Bienvivir, bienamar: nosotros en la edad del yo*

La sociedad de consumo, la otra cara del turbocapitalismo global que vivimos, nos presenta el mundo como una gran manzana que engullir, un conjunto de experiencias episódicas que hay que degustar y devorar sin pérdida de tiempo, antes que decaiga el brillo de la novedad. El modelo es el éxito, el objeto es el símbolo y la experiencia es el premio. La aparente cornucopia de placeres tiene el efecto contrario al deseado, un individuo infeliz y alienado de sí mismo, refugiado en la inconsciencia, que puede derrumbarse al menos traspiés. Sus relaciones afectivas, de existir, serán frágiles y superficiales. En este entorno adverso, el individuo debe reconstruir su capacidad de amar para satisfacer plenamente sus necesidades humanas.

Registros de límites de elementos
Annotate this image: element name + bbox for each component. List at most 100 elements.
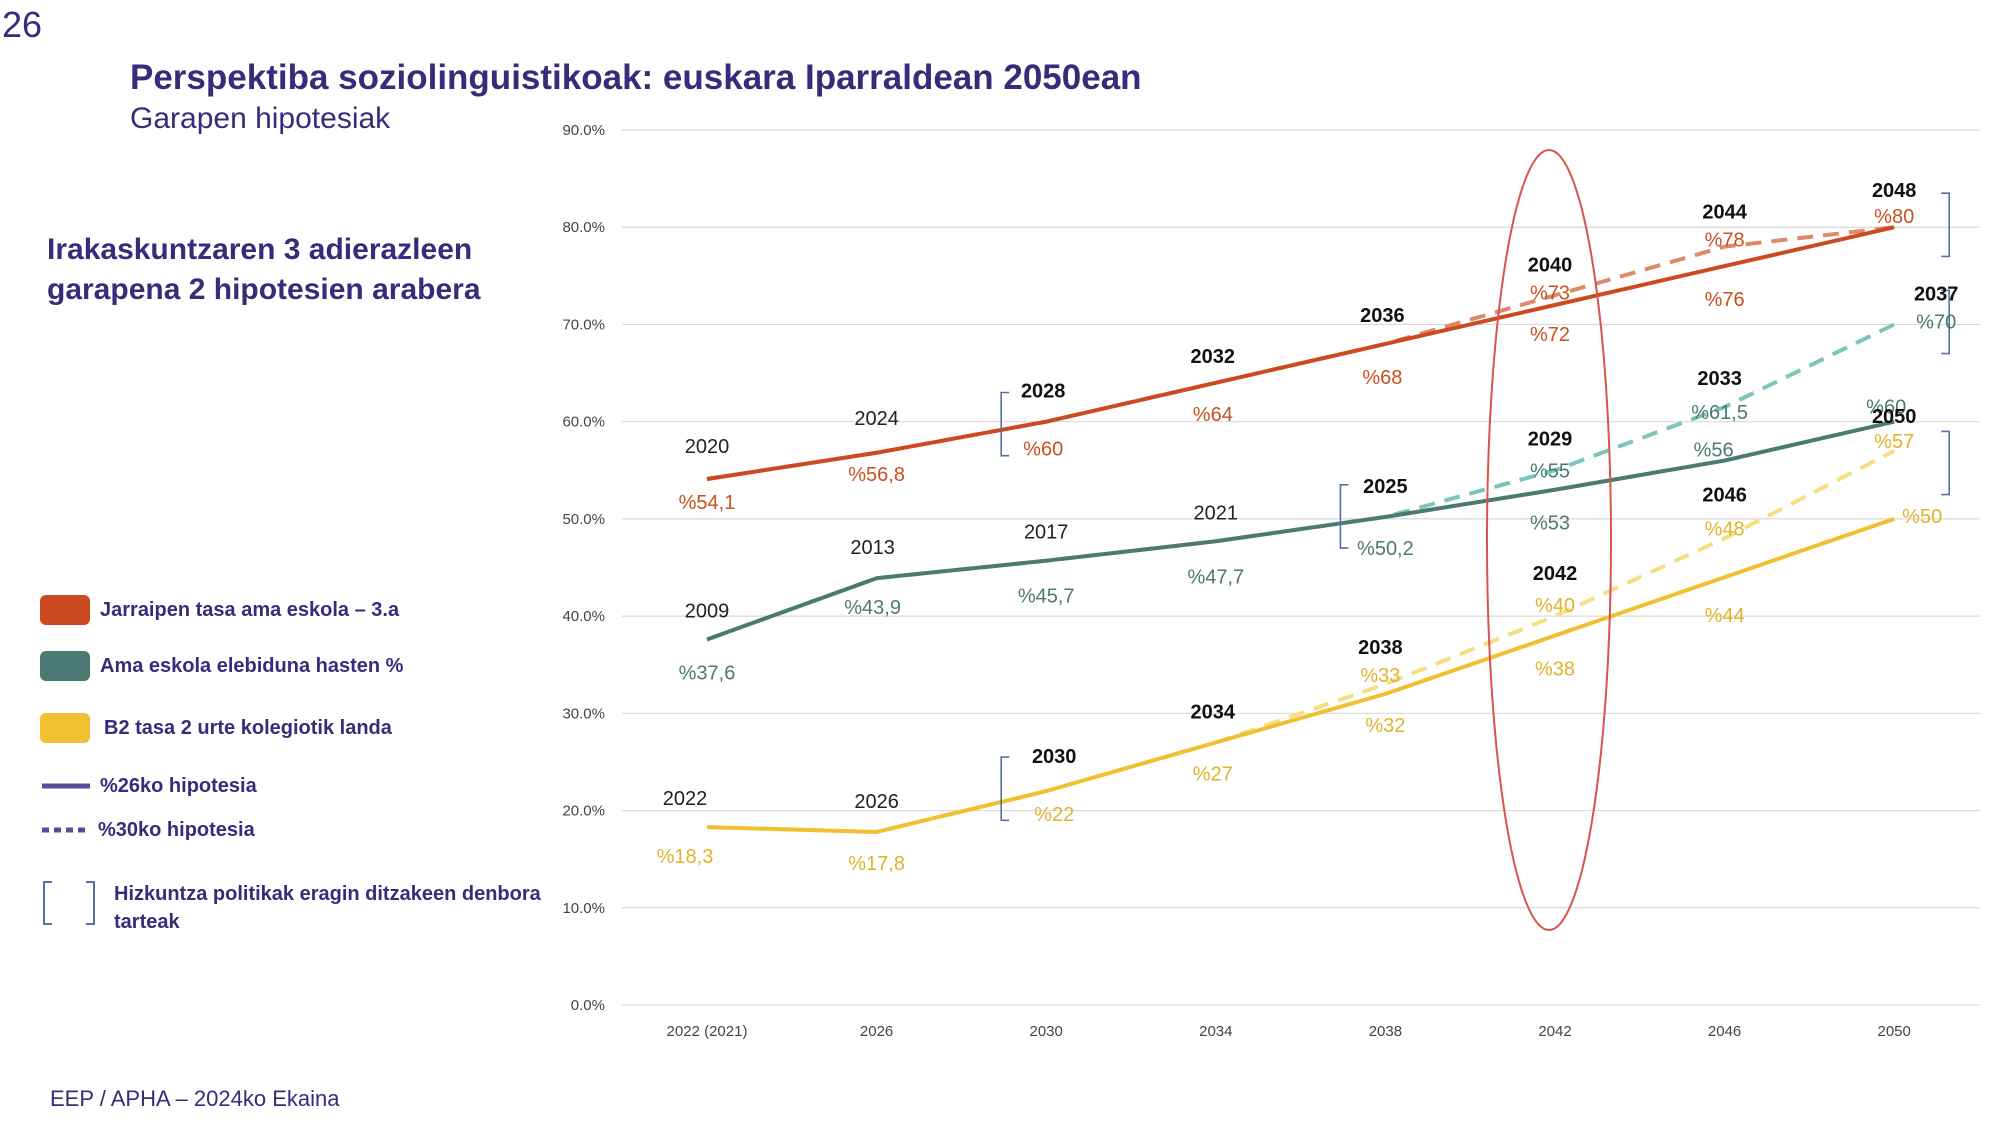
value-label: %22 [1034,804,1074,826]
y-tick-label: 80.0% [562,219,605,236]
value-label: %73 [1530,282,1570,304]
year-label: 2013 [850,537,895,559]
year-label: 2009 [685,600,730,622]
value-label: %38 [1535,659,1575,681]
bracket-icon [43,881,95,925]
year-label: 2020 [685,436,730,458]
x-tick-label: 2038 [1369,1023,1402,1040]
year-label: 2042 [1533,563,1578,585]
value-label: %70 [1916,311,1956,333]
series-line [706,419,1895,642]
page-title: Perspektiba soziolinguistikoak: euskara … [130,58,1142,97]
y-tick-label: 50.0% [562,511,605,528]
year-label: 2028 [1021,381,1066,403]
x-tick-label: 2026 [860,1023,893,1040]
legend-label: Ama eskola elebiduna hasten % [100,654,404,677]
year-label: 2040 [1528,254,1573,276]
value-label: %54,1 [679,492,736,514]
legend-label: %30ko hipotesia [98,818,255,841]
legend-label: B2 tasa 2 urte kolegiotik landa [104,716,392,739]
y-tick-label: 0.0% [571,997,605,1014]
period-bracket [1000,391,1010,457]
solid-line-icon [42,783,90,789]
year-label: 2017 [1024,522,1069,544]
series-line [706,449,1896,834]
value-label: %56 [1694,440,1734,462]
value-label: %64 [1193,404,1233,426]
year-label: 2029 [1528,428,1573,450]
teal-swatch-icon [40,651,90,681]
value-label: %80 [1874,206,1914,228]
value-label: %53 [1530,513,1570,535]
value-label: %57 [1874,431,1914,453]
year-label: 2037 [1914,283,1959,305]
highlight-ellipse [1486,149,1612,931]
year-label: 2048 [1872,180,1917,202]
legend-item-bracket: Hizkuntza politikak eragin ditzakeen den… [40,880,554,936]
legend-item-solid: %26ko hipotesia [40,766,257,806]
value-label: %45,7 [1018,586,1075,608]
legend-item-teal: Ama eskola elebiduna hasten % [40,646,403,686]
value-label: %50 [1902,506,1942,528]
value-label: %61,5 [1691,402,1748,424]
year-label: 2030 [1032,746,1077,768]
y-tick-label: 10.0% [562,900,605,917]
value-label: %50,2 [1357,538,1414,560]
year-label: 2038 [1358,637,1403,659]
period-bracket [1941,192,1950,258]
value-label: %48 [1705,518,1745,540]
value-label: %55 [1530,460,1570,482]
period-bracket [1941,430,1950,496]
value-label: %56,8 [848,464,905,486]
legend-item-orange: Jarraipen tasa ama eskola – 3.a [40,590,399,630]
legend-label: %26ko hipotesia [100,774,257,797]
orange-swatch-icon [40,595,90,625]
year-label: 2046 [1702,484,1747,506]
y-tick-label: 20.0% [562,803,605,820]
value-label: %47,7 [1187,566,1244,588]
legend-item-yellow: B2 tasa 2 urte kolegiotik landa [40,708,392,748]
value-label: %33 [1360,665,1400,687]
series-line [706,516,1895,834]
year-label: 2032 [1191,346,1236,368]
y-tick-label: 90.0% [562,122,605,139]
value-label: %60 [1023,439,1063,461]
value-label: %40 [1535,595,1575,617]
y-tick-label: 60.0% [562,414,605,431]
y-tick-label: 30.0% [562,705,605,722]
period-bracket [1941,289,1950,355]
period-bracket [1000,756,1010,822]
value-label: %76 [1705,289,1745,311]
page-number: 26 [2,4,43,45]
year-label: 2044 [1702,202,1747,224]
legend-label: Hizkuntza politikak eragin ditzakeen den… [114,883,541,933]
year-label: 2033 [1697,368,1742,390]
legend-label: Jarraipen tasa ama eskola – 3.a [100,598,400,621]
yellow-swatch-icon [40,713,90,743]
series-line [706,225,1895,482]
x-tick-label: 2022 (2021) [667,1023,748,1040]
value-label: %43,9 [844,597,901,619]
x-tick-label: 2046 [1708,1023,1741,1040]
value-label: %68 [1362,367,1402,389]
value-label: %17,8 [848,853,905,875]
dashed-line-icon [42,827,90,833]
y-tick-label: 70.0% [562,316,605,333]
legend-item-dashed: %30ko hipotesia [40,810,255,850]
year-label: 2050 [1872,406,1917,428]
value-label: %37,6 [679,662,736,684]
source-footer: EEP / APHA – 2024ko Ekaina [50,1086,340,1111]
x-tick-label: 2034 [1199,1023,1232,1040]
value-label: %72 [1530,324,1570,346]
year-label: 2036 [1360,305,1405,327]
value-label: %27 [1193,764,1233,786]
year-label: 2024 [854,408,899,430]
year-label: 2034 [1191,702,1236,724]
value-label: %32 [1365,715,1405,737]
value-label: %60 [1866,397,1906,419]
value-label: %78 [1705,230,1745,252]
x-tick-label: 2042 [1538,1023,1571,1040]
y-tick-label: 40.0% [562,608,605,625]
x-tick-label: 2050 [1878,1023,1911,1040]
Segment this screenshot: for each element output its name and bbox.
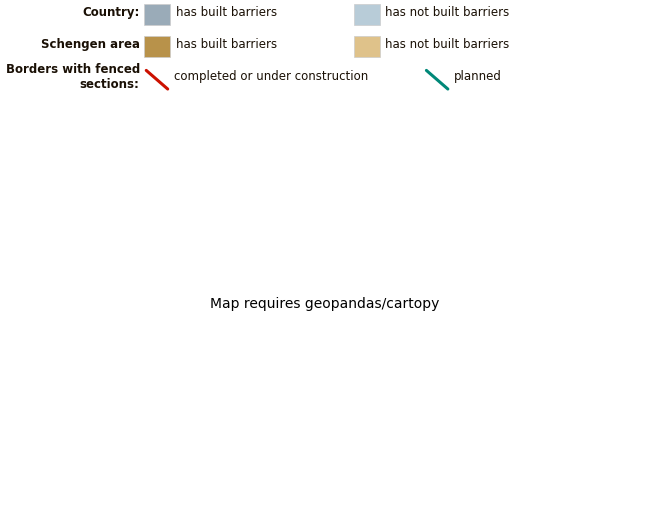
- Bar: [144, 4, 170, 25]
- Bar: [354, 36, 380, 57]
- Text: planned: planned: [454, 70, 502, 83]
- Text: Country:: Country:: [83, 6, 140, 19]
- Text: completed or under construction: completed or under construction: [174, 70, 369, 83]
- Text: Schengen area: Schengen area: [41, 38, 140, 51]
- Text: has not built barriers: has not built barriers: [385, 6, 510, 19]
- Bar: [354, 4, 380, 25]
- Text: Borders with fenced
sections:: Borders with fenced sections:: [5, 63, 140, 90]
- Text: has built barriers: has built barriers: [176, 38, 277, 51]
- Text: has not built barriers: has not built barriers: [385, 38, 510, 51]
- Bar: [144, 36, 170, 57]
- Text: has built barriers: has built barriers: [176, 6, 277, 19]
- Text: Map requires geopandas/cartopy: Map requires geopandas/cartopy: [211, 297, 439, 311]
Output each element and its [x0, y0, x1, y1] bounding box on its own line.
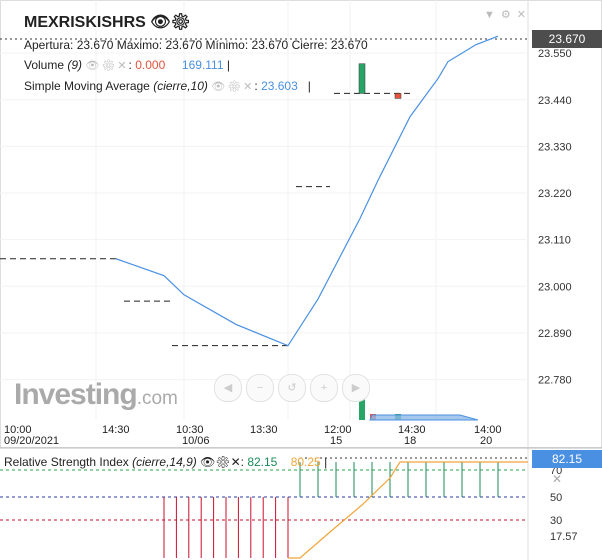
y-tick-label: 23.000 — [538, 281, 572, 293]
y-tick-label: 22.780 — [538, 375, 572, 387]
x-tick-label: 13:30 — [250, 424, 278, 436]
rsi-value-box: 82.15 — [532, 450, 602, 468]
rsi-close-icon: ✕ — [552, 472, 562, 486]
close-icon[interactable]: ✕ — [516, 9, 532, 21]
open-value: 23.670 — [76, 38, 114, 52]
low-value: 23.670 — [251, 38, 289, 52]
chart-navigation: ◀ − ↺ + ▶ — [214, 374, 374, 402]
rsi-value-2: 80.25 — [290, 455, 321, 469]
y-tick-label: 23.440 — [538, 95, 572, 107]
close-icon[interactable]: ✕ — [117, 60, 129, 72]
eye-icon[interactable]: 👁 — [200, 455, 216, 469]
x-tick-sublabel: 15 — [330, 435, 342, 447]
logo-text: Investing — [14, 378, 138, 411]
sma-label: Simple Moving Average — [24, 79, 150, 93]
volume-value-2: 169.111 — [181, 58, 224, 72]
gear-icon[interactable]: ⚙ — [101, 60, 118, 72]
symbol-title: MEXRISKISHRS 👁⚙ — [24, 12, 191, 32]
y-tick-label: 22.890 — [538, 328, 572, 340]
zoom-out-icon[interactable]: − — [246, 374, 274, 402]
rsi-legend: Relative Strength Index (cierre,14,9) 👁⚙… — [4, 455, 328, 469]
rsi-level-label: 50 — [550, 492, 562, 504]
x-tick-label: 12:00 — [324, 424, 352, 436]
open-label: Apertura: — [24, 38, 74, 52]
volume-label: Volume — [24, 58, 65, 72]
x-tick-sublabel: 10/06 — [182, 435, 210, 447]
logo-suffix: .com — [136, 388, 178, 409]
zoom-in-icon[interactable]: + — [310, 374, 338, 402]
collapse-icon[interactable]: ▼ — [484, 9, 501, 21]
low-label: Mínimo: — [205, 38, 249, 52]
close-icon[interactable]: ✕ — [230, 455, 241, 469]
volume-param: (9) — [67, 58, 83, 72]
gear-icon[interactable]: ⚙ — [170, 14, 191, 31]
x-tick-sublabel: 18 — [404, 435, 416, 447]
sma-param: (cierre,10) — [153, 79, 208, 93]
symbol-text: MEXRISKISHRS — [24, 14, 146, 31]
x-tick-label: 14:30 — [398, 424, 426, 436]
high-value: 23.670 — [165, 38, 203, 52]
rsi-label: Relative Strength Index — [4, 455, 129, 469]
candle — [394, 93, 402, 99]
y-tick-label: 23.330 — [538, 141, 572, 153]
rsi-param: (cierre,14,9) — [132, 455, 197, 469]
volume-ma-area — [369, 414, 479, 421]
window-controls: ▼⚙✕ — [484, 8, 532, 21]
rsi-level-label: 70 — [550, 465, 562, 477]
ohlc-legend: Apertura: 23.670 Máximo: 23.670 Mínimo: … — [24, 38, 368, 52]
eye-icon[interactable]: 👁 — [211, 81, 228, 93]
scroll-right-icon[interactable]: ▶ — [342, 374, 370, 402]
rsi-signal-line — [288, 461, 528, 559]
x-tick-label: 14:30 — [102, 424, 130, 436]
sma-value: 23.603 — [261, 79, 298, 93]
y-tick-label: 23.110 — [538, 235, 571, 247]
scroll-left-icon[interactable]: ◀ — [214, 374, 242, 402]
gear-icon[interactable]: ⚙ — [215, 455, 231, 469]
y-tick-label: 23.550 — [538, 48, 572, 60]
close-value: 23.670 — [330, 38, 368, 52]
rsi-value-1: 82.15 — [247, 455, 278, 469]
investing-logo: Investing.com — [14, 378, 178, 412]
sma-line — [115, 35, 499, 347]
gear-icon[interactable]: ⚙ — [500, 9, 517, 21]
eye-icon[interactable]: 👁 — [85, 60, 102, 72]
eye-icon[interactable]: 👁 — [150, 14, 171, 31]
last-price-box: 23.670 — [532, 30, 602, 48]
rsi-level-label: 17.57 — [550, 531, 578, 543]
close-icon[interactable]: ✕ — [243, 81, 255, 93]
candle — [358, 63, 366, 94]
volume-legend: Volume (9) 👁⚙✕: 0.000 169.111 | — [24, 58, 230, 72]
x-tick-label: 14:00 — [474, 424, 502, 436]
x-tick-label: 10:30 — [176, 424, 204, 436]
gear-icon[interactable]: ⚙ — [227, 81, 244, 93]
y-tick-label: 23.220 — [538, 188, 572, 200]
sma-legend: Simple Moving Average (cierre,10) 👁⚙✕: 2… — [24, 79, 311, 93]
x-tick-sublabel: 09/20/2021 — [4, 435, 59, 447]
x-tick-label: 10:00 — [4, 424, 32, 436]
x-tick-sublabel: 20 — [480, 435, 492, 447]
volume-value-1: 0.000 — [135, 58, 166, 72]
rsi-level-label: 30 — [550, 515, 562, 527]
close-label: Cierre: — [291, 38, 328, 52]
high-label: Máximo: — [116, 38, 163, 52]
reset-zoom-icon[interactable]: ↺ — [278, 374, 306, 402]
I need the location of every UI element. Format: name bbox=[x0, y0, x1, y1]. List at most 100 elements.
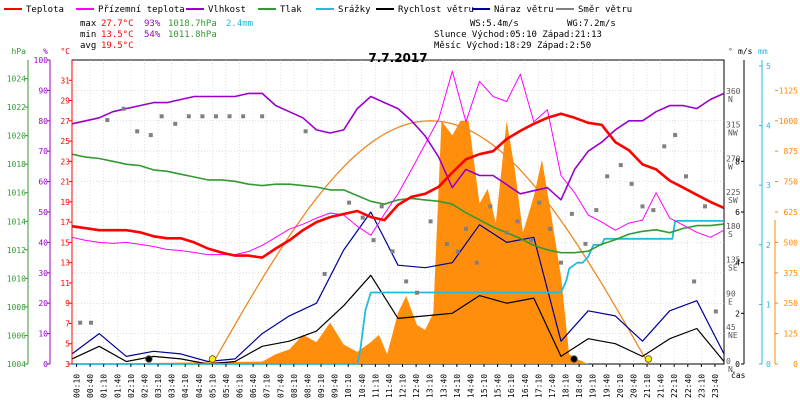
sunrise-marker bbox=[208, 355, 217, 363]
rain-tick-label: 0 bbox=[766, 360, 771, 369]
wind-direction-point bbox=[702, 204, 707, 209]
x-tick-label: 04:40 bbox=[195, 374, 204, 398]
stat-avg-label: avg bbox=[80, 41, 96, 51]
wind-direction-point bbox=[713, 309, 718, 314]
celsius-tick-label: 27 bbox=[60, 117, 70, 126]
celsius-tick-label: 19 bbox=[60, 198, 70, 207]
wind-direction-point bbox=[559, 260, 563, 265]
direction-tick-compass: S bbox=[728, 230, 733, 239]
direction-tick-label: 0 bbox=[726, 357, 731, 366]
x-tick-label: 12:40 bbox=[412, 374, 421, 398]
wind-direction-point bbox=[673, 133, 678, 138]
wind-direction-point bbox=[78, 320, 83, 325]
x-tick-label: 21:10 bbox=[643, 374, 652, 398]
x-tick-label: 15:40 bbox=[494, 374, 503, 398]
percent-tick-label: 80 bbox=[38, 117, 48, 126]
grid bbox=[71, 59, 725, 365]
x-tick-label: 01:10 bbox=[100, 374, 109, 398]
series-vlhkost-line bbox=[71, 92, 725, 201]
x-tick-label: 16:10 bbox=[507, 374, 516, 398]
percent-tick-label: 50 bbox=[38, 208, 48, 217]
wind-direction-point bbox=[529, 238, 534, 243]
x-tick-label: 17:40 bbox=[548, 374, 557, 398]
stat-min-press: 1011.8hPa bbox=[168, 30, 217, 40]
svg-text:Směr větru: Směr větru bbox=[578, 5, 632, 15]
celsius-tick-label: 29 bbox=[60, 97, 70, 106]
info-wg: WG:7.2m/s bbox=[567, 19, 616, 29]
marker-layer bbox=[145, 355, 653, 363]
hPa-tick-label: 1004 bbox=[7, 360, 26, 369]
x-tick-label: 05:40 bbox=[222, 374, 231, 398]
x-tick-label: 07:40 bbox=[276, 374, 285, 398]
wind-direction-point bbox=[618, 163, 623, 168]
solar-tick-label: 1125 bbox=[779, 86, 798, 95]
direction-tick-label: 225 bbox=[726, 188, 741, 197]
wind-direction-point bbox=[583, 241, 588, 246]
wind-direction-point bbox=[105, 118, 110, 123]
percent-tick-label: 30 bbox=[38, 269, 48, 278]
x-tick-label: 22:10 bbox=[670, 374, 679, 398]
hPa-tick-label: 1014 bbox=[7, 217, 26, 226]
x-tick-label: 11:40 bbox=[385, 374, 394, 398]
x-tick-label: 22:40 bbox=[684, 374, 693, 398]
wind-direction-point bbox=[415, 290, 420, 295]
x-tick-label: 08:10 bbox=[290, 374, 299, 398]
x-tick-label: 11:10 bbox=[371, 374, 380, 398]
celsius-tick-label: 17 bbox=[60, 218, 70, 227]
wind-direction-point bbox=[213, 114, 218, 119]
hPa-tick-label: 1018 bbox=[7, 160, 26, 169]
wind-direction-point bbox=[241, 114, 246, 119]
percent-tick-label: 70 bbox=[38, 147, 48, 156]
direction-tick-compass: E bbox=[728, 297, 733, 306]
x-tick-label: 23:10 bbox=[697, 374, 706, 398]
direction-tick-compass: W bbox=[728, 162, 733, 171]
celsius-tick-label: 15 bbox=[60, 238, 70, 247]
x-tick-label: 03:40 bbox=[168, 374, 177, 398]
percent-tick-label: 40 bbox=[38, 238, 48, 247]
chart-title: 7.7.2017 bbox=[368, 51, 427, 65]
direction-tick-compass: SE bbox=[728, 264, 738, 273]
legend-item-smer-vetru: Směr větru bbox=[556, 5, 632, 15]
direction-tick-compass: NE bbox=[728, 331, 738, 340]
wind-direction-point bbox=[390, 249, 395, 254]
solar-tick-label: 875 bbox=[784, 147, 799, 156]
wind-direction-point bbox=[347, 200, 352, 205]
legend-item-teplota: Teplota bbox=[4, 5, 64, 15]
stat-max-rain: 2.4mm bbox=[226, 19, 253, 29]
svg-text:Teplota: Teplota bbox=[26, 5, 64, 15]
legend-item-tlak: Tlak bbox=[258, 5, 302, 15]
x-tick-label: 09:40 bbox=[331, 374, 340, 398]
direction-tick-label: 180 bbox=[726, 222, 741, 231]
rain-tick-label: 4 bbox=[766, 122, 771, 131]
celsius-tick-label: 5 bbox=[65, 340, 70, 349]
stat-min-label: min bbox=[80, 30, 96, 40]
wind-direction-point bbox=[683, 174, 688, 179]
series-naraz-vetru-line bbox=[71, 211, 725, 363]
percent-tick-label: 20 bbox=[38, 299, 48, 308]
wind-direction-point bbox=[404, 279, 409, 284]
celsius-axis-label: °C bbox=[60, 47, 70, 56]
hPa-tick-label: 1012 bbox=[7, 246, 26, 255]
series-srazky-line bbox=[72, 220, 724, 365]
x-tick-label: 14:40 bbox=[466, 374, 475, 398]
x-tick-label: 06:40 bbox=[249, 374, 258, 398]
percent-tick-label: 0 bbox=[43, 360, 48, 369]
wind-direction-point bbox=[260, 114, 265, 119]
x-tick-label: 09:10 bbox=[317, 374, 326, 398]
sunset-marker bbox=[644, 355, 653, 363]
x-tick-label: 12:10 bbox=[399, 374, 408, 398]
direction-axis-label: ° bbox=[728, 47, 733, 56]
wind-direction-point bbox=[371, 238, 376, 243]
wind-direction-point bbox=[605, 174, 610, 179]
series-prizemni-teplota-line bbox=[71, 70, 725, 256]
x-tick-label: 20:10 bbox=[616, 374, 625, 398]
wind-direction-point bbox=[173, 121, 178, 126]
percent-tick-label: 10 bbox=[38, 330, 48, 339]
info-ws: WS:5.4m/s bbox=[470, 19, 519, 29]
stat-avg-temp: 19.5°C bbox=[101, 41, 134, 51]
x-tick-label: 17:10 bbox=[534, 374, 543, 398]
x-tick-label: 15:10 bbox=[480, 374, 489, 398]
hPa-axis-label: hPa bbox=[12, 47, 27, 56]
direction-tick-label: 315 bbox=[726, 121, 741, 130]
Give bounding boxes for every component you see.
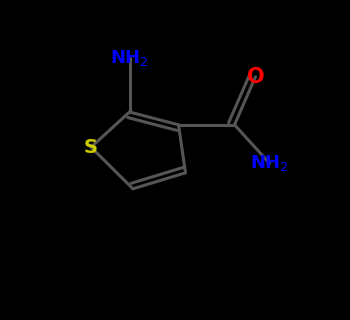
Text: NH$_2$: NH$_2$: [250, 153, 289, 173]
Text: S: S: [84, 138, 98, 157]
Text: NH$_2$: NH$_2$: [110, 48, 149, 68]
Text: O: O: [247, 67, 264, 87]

#### [CONJUNTO DE TAREAS]
**a)** Reproduce palabra por palabra el texto completo sobre la sociedad de consumo y la capacidad de amar.
**b)** Reemplaza "Simple Moving Average" por "Media Móvil Simple" en los registros, empezando por la línea que contiene "y-tick-label: 23.000 — [538, 281, 572, 293]" y terminando después de la que contiene "high-value: 23.670 — [165, 38, 203, 52]", y escribe solo esas líneas con todo lo demás sin cambios.

#### [SOLUCIONES DEL EJERCICIO]
**a)**
Bienvivir, bienamar: nosotros en la edad del yo*

La sociedad de consumo, la otra cara del turbocapitalismo global que vivimos, nos presenta el mundo como una gran manzana que engullir, un conjunto de experiencias episódicas que hay que degustar y devorar sin pérdida de tiempo, antes que decaiga el brillo de la novedad. El modelo es el éxito, el objeto es el símbolo y la experiencia es el premio. La aparente cornucopia de placeres tiene el efecto contrario al deseado, un individuo infeliz y alienado de sí mismo, refugiado en la inconsciencia, que puede derrumbarse al menos traspiés. Sus relaciones afectivas, de existir, serán frágiles y superficiales. En este entorno adverso, el individuo debe reconstruir su capacidad de amar para satisfacer plenamente sus necesidades humanas.

**b)**
y-tick-label: 23.000 — [538, 281, 572, 293]
y-tick-label: 22.780 — [538, 375, 572, 387]
x-tick-label: 13:30 — [250, 424, 278, 436]
rsi-value-box: 82.15 — [532, 450, 602, 468]
rsi-close-icon: ✕ — [552, 472, 562, 486]
close-icon[interactable]: ✕ — [516, 9, 532, 21]
open-value: 23.670 — [76, 38, 114, 52]
low-value: 23.670 — [251, 38, 289, 52]
chart-navigation: ◀ − ↺ + ▶ — [214, 374, 374, 402]
rsi-value-2: 80.25 — [290, 455, 321, 469]
y-tick-label: 23.440 — [538, 95, 572, 107]
close-icon[interactable]: ✕ — [117, 60, 129, 72]
eye-icon[interactable]: 👁 — [200, 455, 216, 469]
x-tick-sublabel: 15 — [330, 435, 342, 447]
logo-text: Investing — [14, 378, 138, 411]
sma-label: Media Móvil Simple — [24, 79, 150, 93]
volume-value-2: 169.111 — [181, 58, 224, 72]
gear-icon[interactable]: ⚙ — [101, 60, 118, 72]
symbol-title: MEXRISKISHRS 👁⚙ — [24, 12, 191, 32]
y-tick-label: 22.890 — [538, 328, 572, 340]
zoom-out-icon[interactable]: − — [246, 374, 274, 402]
rsi-legend: Relative Strength Index (cierre,14,9) 👁⚙… — [4, 455, 328, 469]
rsi-level-label: 50 — [550, 492, 562, 504]
x-tick-label: 12:00 — [324, 424, 352, 436]
open-label: Apertura: — [24, 38, 74, 52]
volume-label: Volume — [24, 58, 65, 72]
x-tick-sublabel: 10/06 — [182, 435, 210, 447]
logo-suffix: .com — [136, 388, 178, 409]
zoom-in-icon[interactable]: + — [310, 374, 338, 402]
collapse-icon[interactable]: ▼ — [484, 9, 501, 21]
low-label: Mínimo: — [205, 38, 249, 52]
close-icon[interactable]: ✕ — [230, 455, 241, 469]
volume-param: (9) — [67, 58, 83, 72]
gear-icon[interactable]: ⚙ — [170, 14, 191, 31]
x-tick-sublabel: 18 — [404, 435, 416, 447]
sma-param: (cierre,10) — [153, 79, 208, 93]
symbol-text: MEXRISKISHRS — [24, 14, 146, 31]
x-tick-label: 14:30 — [398, 424, 426, 436]
high-value: 23.670 — [165, 38, 203, 52]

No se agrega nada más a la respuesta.